* _SHORT EXERCISE_
Reproduce the listing below exactly. Pictures do not belong in the copy.

* _MATERIALS PROVIDED_
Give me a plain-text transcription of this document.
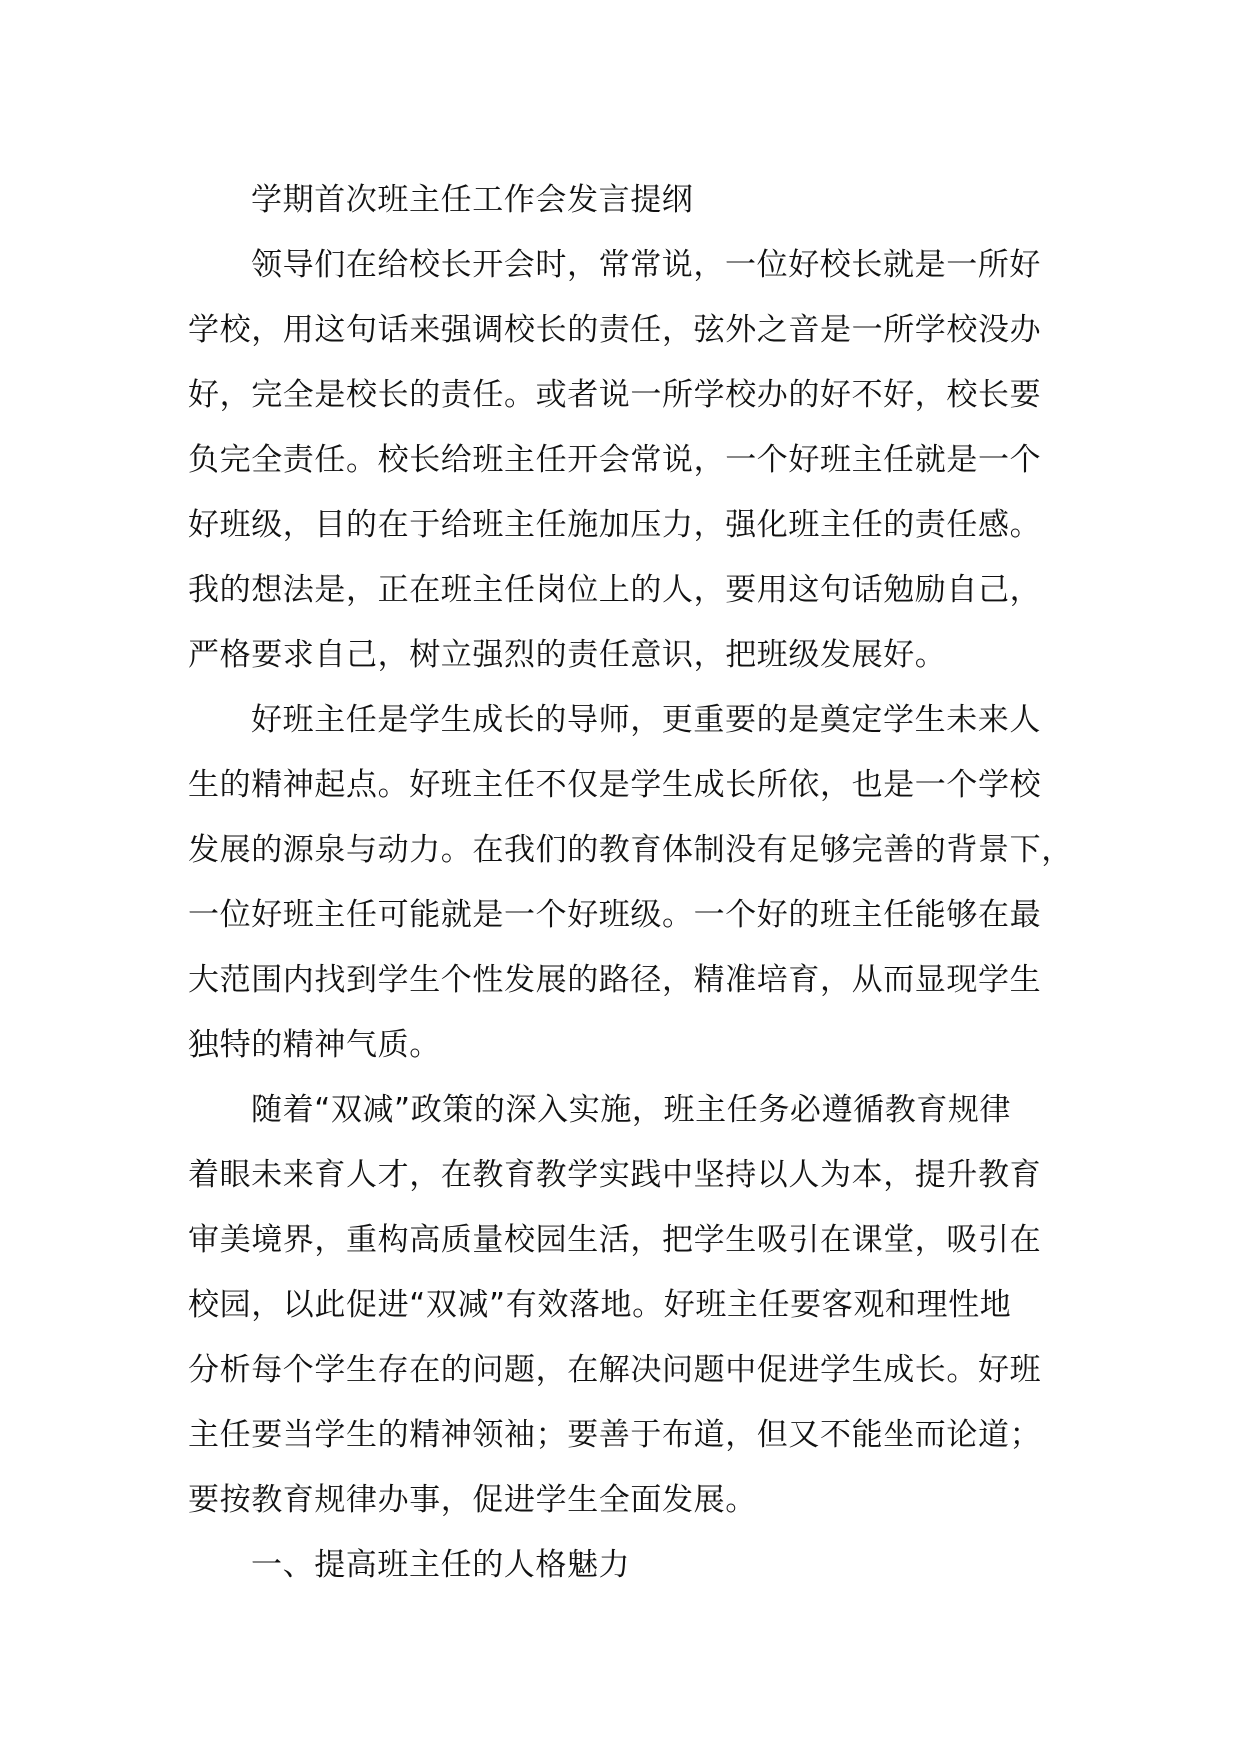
学期首次班主任工作会发言提纲
领导们在给校长开会时，常常说，一位好校长就是一所好
学校，用这句话来强调校长的责任，弦外之音是一所学校没办
好，完全是校长的责任。或者说一所学校办的好不好，校长要
负完全责任。校长给班主任开会常说，一个好班主任就是一个
好班级，目的在于给班主任施加压力，强化班主任的责任感。
我的想法是，正在班主任岗位上的人，要用这句话勉励自己，
严格要求自己，树立强烈的责任意识，把班级发展好。
好班主任是学生成长的导师，更重要的是奠定学生未来人
生的精神起点。好班主任不仅是学生成长所依，也是一个学校
发展的源泉与动力。在我们的教育体制没有足够完善的背景下，
一位好班主任可能就是一个好班级。一个好的班主任能够在最
大范围内找到学生个性发展的路径，精准培育，从而显现学生
独特的精神气质。
随着“双减”政策的深入实施，班主任务必遵循教育规律
着眼未来育人才，在教育教学实践中坚持以人为本，提升教育
审美境界，重构高质量校园生活，把学生吸引在课堂，吸引在
校园，以此促进“双减”有效落地。好班主任要客观和理性地
分析每个学生存在的问题，在解决问题中促进学生成长。好班
主任要当学生的精神领袖；要善于布道，但又不能坐而论道；
要按教育规律办事，促进学生全面发展。
一、提高班主任的人格魅力
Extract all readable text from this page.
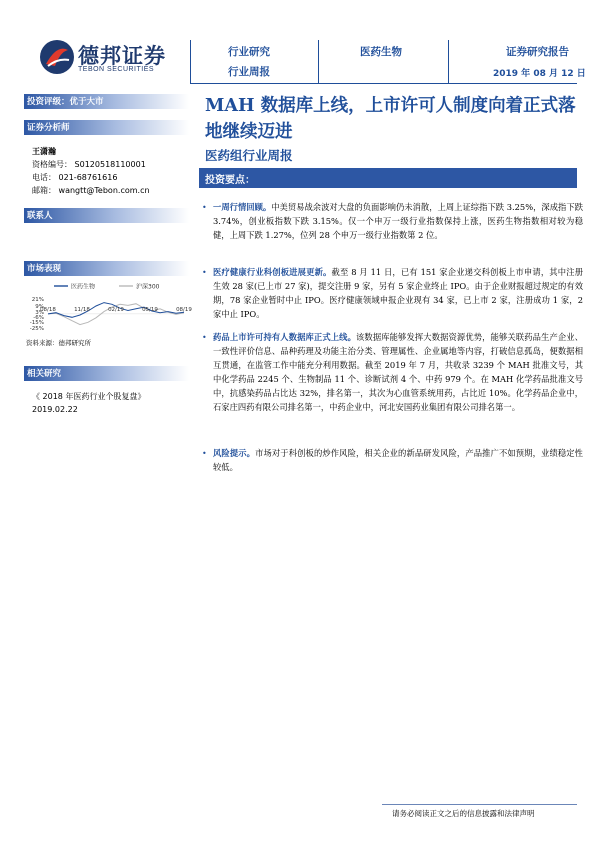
德邦证券
TEBON SECURITIES
行业研究
行业周报
医药生物	证券研究报告
2019 年 08 月 12 日
投资评级：优于大市
证券分析师
王潇瀚
资格编号： S0120518110001
电话： 021-68761616
邮箱： wangtt@Tebon.com.cn
联系人
市场表现
医药生物	沪深300
21%
9%
3%
-6%
-15%
-25%
08/18	11/18	02/19	05/19	08/19
资料来源：德邦研究所
相关研究
《 2018 年医药行业个股复盘》
2019.02.22
MAH 数据库上线，上市许可人制度向着正式落地继续迈进
医药组行业周报
投资要点：
• 一周行情回顾。中美贸易战余波对大盘的负面影响仍未消散，上周上证综指下跌 3.25%，深成指下跌 3.74%，创业板指数下跌 3.15%。仅一个申万一级行业指数保持上涨，医药生物指数相对较为稳健，上周下跌 1.27%，位列 28 个申万一级行业指数第 2 位。
• 医疗健康行业科创板进展更新。截至 8 月 11 日，已有 151 家企业递交科创板上市申请，其中注册生效 28 家(已上市 27 家)，提交注册 9 家，另有 5 家企业终止 IPO。由于企业财报超过规定的有效期，78 家企业暂时中止 IPO。医疗健康领域申报企业现有 34 家，已上市 2 家，注册成功 1 家，2 家中止 IPO。
• 药品上市许可持有人数据库正式上线。该数据库能够发挥大数据资源优势，能够关联药品生产企业、一致性评价信息、品种药理及功能主治分类、管理属性、企业属地等内容，打破信息孤岛，便数据相互贯通，在监管工作中能充分利用数据。截至 2019 年 7 月，共收录 3239 个 MAH 批准文号，其中化学药品 2245 个、生物制品 11 个、诊断试剂 4 个、中药 979 个。在 MAH 化学药品批准文号中，抗感染药品占比达 32%，排名第一，其次为心血管系统用药，占比近 10%。化学药品企业中，石家庄四药有限公司排名第一，中药企业中，河北安国药业集团有限公司排名第一。
• 风险提示。市场对于科创板的炒作风险，相关企业的新品研发风险，产品推广不如预期，业绩稳定性较低。
请务必阅读正文之后的信息披露和法律声明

* _WRITTEN REPLY_
Give me a plain-text transcription of this document.
学期首次班主任工作会发言提纲
领导们在给校长开会时，常常说，一位好校长就是一所好
学校，用这句话来强调校长的责任，弦外之音是一所学校没办
好，完全是校长的责任。或者说一所学校办的好不好，校长要
负完全责任。校长给班主任开会常说，一个好班主任就是一个
好班级，目的在于给班主任施加压力，强化班主任的责任感。
我的想法是，正在班主任岗位上的人，要用这句话勉励自己，
严格要求自己，树立强烈的责任意识，把班级发展好。
好班主任是学生成长的导师，更重要的是奠定学生未来人
生的精神起点。好班主任不仅是学生成长所依，也是一个学校
发展的源泉与动力。在我们的教育体制没有足够完善的背景下，
一位好班主任可能就是一个好班级。一个好的班主任能够在最
大范围内找到学生个性发展的路径，精准培育，从而显现学生
独特的精神气质。
随着“双减”政策的深入实施，班主任务必遵循教育规律
着眼未来育人才，在教育教学实践中坚持以人为本，提升教育
审美境界，重构高质量校园生活，把学生吸引在课堂，吸引在
校园，以此促进“双减”有效落地。好班主任要客观和理性地
分析每个学生存在的问题，在解决问题中促进学生成长。好班
主任要当学生的精神领袖；要善于布道，但又不能坐而论道；
要按教育规律办事，促进学生全面发展。
一、提高班主任的人格魅力
Extract all readable text from this page.
德邦证券
TEBON SECURITIES
行业研究
行业周报
医药生物	证券研究报告
2019 年 08 月 12 日
投资评级：优于大市
证券分析师
王潇瀚
资格编号： S0120518110001
电话： 021-68761616
邮箱： wangtt@Tebon.com.cn
联系人
市场表现
医药生物	沪深300
21%
9%
3%
-6%
-15%
-25%
08/18	11/18	02/19	05/19	08/19
资料来源：德邦研究所
相关研究
《 2018 年医药行业个股复盘》
2019.02.22
MAH 数据库上线，上市许可人制度向着正式落地继续迈进
医药组行业周报
投资要点：
• 一周行情回顾。中美贸易战余波对大盘的负面影响仍未消散，上周上证综指下跌 3.25%，深成指下跌 3.74%，创业板指数下跌 3.15%。仅一个申万一级行业指数保持上涨，医药生物指数相对较为稳健，上周下跌 1.27%，位列 28 个申万一级行业指数第 2 位。
• 医疗健康行业科创板进展更新。截至 8 月 11 日，已有 151 家企业递交科创板上市申请，其中注册生效 28 家(已上市 27 家)，提交注册 9 家，另有 5 家企业终止 IPO。由于企业财报超过规定的有效期，78 家企业暂时中止 IPO。医疗健康领域申报企业现有 34 家，已上市 2 家，注册成功 1 家，2 家中止 IPO。
• 药品上市许可持有人数据库正式上线。该数据库能够发挥大数据资源优势，能够关联药品生产企业、一致性评价信息、品种药理及功能主治分类、管理属性、企业属地等内容，打破信息孤岛，便数据相互贯通，在监管工作中能充分利用数据。截至 2019 年 7 月，共收录 3239 个 MAH 批准文号，其中化学药品 2245 个、生物制品 11 个、诊断试剂 4 个、中药 979 个。在 MAH 化学药品批准文号中，抗感染药品占比达 32%，排名第一，其次为心血管系统用药，占比近 10%。化学药品企业中，石家庄四药有限公司排名第一，中药企业中，河北安国药业集团有限公司排名第一。
• 风险提示。市场对于科创板的炒作风险，相关企业的新品研发风险，产品推广不如预期，业绩稳定性较低。
请务必阅读正文之后的信息披露和法律声明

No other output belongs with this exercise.